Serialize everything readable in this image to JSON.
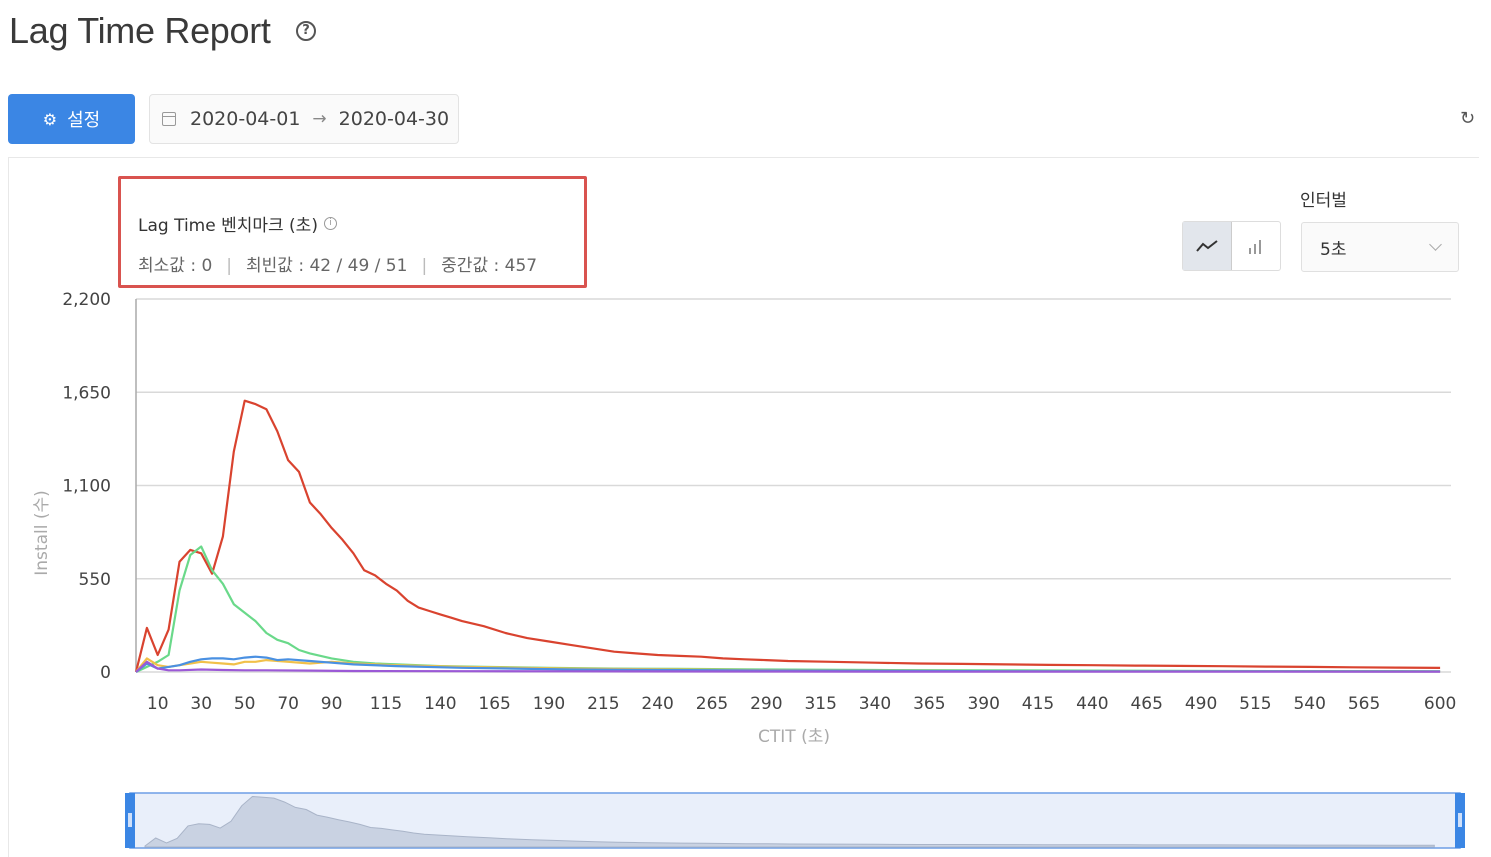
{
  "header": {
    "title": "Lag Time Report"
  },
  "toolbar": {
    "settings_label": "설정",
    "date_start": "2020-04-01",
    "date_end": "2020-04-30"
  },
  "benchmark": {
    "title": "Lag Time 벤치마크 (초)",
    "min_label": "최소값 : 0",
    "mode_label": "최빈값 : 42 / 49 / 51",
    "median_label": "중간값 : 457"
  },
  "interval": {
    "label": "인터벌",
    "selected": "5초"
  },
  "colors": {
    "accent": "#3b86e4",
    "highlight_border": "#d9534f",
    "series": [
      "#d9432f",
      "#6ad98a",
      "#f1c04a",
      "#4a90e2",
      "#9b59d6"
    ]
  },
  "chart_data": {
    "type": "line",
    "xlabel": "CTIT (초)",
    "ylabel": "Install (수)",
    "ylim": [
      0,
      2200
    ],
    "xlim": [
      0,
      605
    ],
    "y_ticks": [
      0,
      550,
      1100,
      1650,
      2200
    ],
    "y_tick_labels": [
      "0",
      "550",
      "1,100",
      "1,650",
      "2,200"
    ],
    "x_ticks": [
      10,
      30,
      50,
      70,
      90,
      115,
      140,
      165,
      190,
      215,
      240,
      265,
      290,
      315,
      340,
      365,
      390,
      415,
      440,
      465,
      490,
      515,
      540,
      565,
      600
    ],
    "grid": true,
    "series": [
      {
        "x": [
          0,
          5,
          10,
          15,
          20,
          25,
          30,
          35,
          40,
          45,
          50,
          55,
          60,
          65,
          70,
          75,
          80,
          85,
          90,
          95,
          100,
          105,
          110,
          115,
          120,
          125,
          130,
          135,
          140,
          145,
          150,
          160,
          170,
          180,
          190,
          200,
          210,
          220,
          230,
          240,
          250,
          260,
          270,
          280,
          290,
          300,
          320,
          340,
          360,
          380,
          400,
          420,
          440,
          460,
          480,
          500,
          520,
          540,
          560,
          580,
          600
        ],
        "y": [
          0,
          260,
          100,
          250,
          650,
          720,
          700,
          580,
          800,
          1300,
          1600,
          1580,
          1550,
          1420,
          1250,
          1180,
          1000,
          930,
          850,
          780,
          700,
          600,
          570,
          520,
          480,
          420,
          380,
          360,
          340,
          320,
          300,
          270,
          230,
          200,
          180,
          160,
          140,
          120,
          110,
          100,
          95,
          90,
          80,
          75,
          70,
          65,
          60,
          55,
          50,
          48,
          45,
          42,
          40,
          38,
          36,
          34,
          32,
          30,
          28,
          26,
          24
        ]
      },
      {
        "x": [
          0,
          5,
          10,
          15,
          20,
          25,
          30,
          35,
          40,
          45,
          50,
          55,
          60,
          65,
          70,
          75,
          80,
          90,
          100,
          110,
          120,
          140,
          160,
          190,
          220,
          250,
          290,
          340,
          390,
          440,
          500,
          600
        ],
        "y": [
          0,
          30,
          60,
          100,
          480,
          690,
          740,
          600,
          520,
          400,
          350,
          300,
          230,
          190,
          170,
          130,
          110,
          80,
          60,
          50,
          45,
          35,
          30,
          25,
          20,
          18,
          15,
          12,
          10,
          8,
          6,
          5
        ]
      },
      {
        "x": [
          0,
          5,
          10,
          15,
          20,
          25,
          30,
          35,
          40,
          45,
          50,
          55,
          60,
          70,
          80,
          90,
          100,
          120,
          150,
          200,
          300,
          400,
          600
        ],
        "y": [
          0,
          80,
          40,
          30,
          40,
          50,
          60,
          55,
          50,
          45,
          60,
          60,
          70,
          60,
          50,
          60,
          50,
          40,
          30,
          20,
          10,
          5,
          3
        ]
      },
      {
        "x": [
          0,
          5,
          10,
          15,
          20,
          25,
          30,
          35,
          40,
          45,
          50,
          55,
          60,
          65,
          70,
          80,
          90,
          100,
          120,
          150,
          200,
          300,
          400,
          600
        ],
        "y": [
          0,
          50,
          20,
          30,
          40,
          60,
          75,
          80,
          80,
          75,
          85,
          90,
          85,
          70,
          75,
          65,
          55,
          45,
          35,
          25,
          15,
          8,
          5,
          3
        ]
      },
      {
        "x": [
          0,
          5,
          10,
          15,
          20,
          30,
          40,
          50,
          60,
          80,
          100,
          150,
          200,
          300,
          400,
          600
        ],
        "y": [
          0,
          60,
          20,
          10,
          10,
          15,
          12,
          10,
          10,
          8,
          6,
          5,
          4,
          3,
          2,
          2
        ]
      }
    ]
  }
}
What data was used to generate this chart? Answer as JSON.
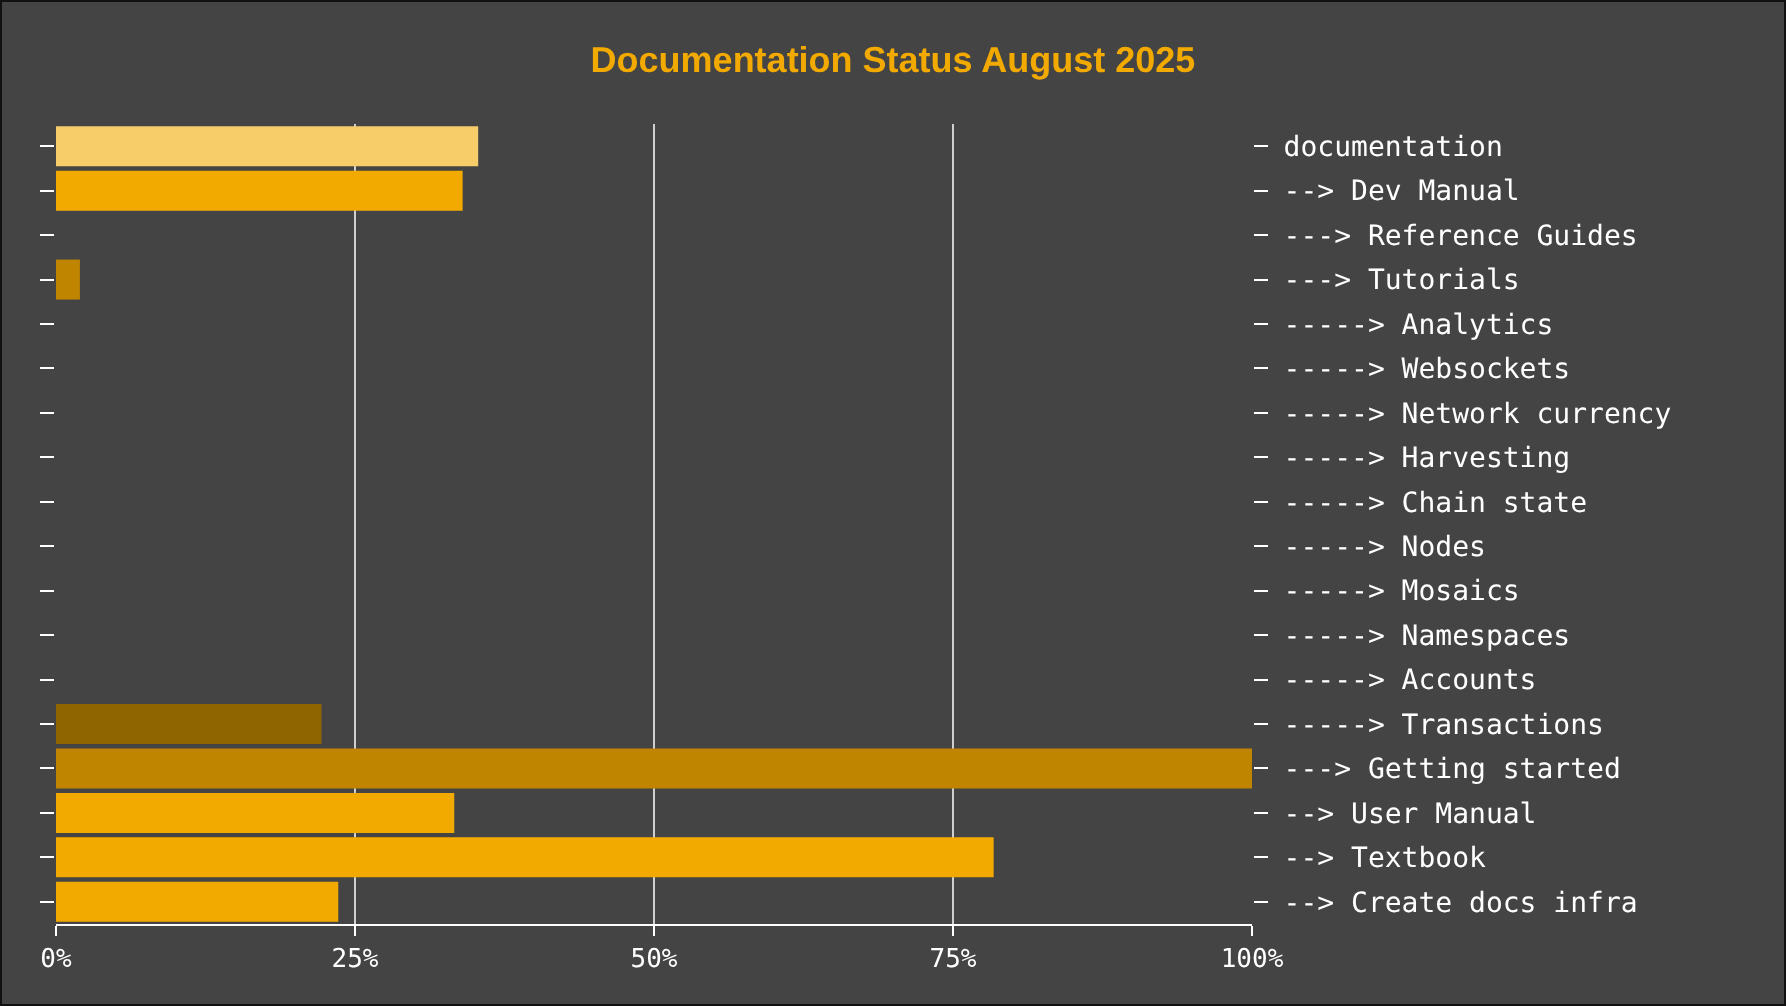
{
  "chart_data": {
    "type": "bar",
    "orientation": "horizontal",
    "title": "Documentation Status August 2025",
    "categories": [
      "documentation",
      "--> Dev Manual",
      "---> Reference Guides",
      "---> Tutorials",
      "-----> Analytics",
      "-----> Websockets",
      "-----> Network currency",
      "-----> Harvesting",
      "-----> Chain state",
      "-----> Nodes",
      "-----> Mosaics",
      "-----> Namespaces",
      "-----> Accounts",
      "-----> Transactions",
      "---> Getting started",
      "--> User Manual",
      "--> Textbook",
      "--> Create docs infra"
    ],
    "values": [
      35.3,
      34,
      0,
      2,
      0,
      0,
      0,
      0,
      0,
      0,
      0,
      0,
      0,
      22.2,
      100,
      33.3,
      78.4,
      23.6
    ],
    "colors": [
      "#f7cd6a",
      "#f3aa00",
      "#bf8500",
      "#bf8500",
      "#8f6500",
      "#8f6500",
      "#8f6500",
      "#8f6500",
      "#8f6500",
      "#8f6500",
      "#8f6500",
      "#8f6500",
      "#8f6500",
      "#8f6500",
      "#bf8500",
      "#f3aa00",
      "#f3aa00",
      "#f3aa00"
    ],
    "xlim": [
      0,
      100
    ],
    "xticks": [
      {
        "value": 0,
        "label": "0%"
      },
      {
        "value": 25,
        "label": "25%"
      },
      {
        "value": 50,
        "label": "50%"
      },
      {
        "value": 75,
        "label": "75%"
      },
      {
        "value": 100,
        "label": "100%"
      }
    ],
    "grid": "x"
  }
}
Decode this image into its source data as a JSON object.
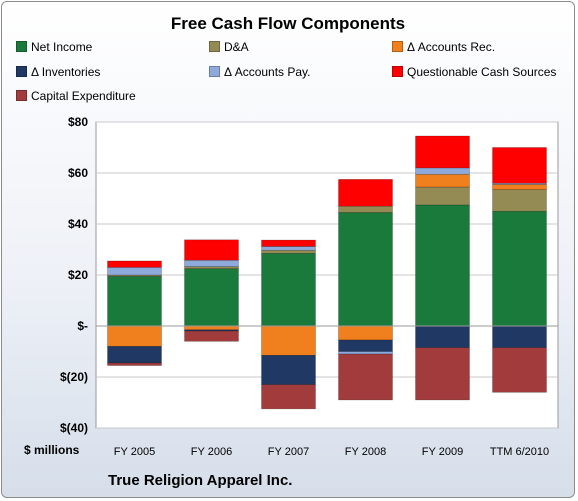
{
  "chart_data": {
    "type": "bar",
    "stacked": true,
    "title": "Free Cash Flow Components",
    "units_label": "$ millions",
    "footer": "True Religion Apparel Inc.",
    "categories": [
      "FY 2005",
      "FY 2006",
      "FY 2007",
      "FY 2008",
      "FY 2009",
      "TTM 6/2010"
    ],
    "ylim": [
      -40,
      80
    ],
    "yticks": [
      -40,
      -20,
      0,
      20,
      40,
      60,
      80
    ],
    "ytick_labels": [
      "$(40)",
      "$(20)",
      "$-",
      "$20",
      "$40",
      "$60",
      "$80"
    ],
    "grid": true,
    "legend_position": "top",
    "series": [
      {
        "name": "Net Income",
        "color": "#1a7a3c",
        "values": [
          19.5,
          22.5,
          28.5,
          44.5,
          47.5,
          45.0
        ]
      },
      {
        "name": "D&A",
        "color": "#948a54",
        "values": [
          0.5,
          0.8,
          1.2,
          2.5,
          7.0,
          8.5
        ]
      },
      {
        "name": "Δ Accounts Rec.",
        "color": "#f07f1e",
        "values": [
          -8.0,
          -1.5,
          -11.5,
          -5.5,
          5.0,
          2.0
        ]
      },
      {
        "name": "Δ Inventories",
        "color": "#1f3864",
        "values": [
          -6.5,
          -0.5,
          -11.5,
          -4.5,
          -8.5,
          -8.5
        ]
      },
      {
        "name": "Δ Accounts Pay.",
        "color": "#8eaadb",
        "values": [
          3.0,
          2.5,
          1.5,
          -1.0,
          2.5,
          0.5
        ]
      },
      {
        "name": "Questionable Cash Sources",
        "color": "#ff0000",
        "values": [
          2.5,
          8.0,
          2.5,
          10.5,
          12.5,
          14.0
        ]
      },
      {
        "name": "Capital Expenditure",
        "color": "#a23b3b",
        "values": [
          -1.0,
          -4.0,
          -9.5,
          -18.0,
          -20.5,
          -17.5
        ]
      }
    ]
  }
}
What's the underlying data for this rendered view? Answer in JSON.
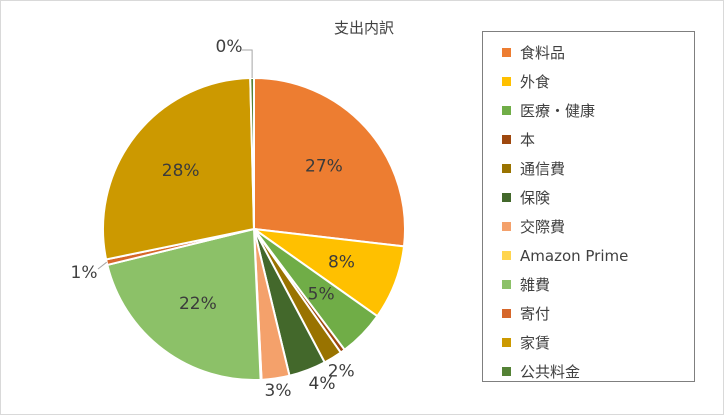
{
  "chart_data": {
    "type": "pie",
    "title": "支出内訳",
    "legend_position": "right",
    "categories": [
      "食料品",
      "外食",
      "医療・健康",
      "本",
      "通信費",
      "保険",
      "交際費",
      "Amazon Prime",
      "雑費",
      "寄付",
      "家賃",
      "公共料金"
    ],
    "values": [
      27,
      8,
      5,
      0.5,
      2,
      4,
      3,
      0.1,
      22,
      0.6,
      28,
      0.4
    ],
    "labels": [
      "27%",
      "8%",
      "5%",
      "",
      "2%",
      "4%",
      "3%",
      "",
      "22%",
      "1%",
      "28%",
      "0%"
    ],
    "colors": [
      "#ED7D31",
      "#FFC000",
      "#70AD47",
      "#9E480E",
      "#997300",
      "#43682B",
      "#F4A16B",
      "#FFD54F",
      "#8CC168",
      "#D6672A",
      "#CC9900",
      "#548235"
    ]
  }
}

******

INSTRUCTION –
Among the lines of the material, find those that hold the word "What" and copy them.

FINISHED TASK –
What data was used to generate this chart? Answer as JSON.
What's the underlying data for this rendered view? Answer in JSON.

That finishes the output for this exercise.